Passage provided |
Verification Is the Scarce Act

A few weeks ago I started noticing the same shape in three unrelated places, and once I saw it I couldn't unsee it.

A test suite ran fully green, and the code underneath it was broken in two ways that would have reached production. A research paper described agents that grade their own work and quietly store the confident-but-wrong answers to reuse later. And in my own week, a tool I'd "fixed" was still sitting on the cause that broke it — I'd just made the pain stop. Three different domains, one underlying truth: making something and knowing it's correct are not the same act, and we keep confusing the two because for most of history they came bundled together.

Generation got cheap, so the bottleneck moved

For a long time, the hard part of building anything was the building. Writing the code, drafting the document, producing the analysis — that was where the hours went, so that was where we put our attention and our pride. Verification rode along for free, because if you'd spent four hours hand-writing something, you'd also spent four hours understanding it. The making was the checking.

Information shown |
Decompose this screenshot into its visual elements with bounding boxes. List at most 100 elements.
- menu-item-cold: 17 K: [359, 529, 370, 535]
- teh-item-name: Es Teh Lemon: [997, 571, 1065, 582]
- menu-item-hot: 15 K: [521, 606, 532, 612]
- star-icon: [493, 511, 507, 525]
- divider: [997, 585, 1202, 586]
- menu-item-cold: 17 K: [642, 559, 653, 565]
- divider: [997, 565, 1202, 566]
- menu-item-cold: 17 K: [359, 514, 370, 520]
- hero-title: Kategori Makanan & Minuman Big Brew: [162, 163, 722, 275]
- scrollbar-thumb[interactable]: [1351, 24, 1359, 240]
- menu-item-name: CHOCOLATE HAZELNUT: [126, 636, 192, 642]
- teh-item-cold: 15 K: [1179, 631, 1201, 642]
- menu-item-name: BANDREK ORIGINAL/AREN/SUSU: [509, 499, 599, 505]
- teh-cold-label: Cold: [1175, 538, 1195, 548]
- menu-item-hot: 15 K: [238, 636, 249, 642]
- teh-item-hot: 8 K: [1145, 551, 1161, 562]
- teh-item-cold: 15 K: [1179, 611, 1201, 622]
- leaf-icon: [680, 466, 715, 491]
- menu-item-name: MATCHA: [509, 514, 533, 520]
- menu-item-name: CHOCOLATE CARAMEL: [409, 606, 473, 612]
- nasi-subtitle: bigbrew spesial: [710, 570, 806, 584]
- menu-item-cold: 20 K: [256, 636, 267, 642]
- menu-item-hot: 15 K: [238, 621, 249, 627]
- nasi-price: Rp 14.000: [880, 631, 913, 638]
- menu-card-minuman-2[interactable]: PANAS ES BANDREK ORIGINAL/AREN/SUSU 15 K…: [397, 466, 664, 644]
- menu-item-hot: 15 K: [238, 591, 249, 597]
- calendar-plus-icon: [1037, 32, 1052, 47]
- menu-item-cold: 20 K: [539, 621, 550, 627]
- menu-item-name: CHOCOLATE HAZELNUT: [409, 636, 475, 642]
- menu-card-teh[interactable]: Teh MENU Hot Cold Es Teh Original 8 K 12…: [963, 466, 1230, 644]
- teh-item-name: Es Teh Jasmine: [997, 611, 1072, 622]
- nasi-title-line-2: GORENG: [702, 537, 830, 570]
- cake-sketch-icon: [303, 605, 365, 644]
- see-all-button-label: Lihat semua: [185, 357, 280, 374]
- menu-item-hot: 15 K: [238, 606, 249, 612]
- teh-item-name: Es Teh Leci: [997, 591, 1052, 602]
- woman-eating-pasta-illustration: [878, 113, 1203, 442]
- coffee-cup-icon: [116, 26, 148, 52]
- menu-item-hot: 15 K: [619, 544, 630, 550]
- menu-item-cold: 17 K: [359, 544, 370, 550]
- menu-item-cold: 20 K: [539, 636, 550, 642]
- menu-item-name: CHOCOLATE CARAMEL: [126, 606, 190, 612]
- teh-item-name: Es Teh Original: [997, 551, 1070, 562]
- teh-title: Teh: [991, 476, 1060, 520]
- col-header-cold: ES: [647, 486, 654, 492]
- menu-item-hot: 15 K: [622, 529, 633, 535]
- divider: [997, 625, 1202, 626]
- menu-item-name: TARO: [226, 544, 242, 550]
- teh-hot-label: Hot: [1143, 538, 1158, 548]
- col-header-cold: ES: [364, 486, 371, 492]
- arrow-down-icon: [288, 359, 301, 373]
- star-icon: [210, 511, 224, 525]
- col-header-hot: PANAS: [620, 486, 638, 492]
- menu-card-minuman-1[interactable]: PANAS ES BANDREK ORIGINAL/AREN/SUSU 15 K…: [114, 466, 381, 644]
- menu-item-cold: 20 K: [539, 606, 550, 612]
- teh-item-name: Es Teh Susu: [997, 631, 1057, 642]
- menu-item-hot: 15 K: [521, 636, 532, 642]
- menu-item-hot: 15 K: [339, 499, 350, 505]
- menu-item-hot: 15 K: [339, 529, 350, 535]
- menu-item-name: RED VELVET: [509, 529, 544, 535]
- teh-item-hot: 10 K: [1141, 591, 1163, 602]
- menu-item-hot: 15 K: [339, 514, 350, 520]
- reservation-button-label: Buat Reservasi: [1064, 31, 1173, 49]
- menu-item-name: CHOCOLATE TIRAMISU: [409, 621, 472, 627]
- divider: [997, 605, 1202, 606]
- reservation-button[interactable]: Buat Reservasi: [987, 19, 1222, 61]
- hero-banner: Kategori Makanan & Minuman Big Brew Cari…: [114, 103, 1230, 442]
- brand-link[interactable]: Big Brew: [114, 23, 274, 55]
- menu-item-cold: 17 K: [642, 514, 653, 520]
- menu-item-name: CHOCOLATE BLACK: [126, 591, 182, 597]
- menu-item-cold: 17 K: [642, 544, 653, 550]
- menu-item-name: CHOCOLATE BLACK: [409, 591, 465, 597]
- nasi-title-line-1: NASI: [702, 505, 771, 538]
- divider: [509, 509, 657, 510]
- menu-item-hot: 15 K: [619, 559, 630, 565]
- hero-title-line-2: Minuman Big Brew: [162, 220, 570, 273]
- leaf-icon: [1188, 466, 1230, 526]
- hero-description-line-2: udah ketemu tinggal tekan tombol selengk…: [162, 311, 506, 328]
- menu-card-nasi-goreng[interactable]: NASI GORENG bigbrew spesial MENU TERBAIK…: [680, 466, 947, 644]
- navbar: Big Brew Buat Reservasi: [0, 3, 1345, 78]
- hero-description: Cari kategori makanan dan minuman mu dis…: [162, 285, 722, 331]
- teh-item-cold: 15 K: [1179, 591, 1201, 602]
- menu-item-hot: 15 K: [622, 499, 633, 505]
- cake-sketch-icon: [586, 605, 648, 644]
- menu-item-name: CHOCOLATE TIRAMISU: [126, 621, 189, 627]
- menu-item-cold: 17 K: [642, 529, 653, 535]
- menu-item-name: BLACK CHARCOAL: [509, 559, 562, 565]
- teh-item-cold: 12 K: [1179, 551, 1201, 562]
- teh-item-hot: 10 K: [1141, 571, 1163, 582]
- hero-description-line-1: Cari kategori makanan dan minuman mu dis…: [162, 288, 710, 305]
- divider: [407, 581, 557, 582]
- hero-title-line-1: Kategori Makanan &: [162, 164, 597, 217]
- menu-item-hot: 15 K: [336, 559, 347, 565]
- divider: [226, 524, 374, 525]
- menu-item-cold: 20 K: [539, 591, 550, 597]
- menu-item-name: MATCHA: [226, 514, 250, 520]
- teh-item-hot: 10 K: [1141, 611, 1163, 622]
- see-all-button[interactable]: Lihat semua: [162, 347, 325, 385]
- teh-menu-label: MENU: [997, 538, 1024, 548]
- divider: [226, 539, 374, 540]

Your assignment | Can you condense the paragraph of the verification essay that begins "For a long time, the hard part" into a short bulleted list that keeps its main facts? The entries come from a different source than the verification essay.

Completed exercise |
- Building used to be the hard part: writing code, drafting documents and producing analysis took the hours.
- Attention and pride went there as a result.
- Verification came for free, since hours spent making something were also hours spent understanding it.
- Making and checking were one act.